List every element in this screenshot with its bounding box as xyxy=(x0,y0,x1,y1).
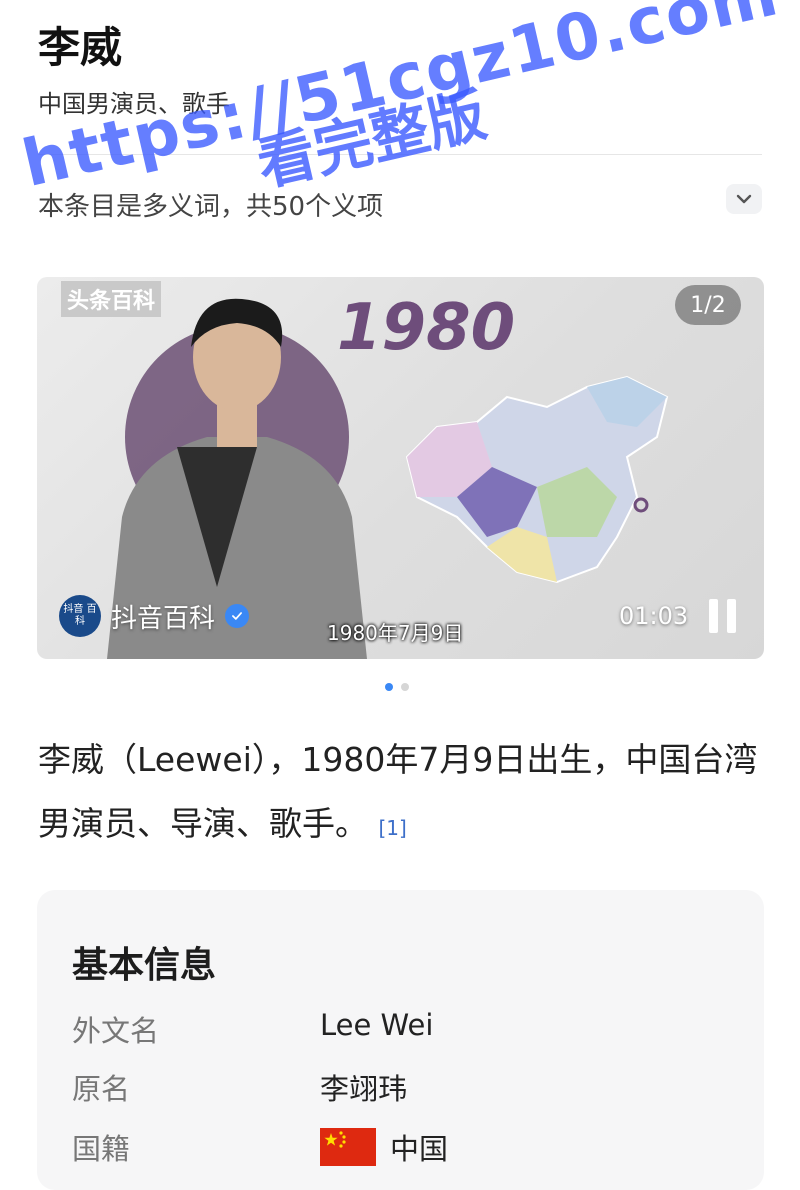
brand-logo: 头条百科 xyxy=(61,281,162,317)
china-map-graphic xyxy=(405,375,669,584)
carousel-dot-active[interactable] xyxy=(385,683,393,691)
info-value: Lee Wei xyxy=(320,1008,434,1042)
carousel-indicator[interactable] xyxy=(385,683,409,691)
header-divider xyxy=(38,154,762,155)
year-overlay: 1980 xyxy=(337,291,516,365)
page-counter-badge: 1/2 xyxy=(675,285,741,325)
playback-time: 01:03 xyxy=(619,602,689,630)
summary-paragraph: 李威（Leewei），1980年7月9日出生，中国台湾男演员、导演、歌手。 [1… xyxy=(38,728,762,856)
video-source[interactable]: 抖音 百科 抖音百科 xyxy=(59,595,250,637)
card-title: 基本信息 xyxy=(72,944,217,986)
info-key: 国籍 xyxy=(72,1132,131,1166)
ambiguity-notice[interactable]: 本条目是多义词，共50个义项 xyxy=(38,186,383,223)
page-title: 李威 xyxy=(38,23,123,72)
source-name: 抖音百科 xyxy=(111,603,216,634)
page-subtitle: 中国男演员、歌手 xyxy=(38,90,230,118)
watermark-text: 看完整版 xyxy=(250,80,493,199)
china-flag-icon xyxy=(320,1128,376,1166)
media-player[interactable]: 头条百科 1980 1/2 抖音 百科 抖音百科 1980年7月9日 01:03 xyxy=(37,277,764,659)
verified-icon xyxy=(225,604,250,628)
info-value: 中国 xyxy=(390,1132,449,1166)
info-key: 原名 xyxy=(72,1072,131,1106)
carousel-dot[interactable] xyxy=(401,683,409,691)
citation-link[interactable]: [1] xyxy=(379,816,407,840)
pause-icon xyxy=(709,599,718,633)
info-value: 李翊玮 xyxy=(320,1072,408,1106)
basic-info-card: 基本信息 外文名 Lee Wei 原名 李翊玮 国籍 中国 xyxy=(37,890,764,1190)
ambiguity-expand-button[interactable] xyxy=(726,184,762,214)
date-caption: 1980年7月9日 xyxy=(327,621,464,645)
info-key: 外文名 xyxy=(72,1014,160,1048)
chevron-down-icon xyxy=(736,194,752,204)
pause-button[interactable] xyxy=(709,599,739,633)
source-badge: 抖音 百科 xyxy=(59,595,101,637)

Problem requirements> Please rewrite the rows from the one containing "brand-logo: 头条百科 xyxy=(61,281,162,317)" through the one containing "china-flag-icon xyxy=(320,1128,376,1166)", replacing "info-key" with "field-label" and leaving everything else unchanged.

Answer to this problem>
brand-logo: 头条百科 xyxy=(61,281,162,317)
china-map-graphic xyxy=(405,375,669,584)
carousel-dot-active[interactable] xyxy=(385,683,393,691)
info-value: Lee Wei xyxy=(320,1008,434,1042)
carousel-indicator[interactable] xyxy=(385,683,409,691)
header-divider xyxy=(38,154,762,155)
year-overlay: 1980 xyxy=(337,291,516,365)
page-counter-badge: 1/2 xyxy=(675,285,741,325)
playback-time: 01:03 xyxy=(619,602,689,630)
summary-paragraph: 李威（Leewei），1980年7月9日出生，中国台湾男演员、导演、歌手。 [1… xyxy=(38,728,762,856)
video-source[interactable]: 抖音 百科 抖音百科 xyxy=(59,595,250,637)
card-title: 基本信息 xyxy=(72,944,217,986)
field-label: 国籍 xyxy=(72,1132,131,1166)
ambiguity-notice[interactable]: 本条目是多义词，共50个义项 xyxy=(38,186,383,223)
page-title: 李威 xyxy=(38,23,123,72)
source-name: 抖音百科 xyxy=(111,603,216,634)
page-subtitle: 中国男演员、歌手 xyxy=(38,90,230,118)
watermark-text: 看完整版 xyxy=(250,80,493,199)
china-flag-icon xyxy=(320,1128,376,1166)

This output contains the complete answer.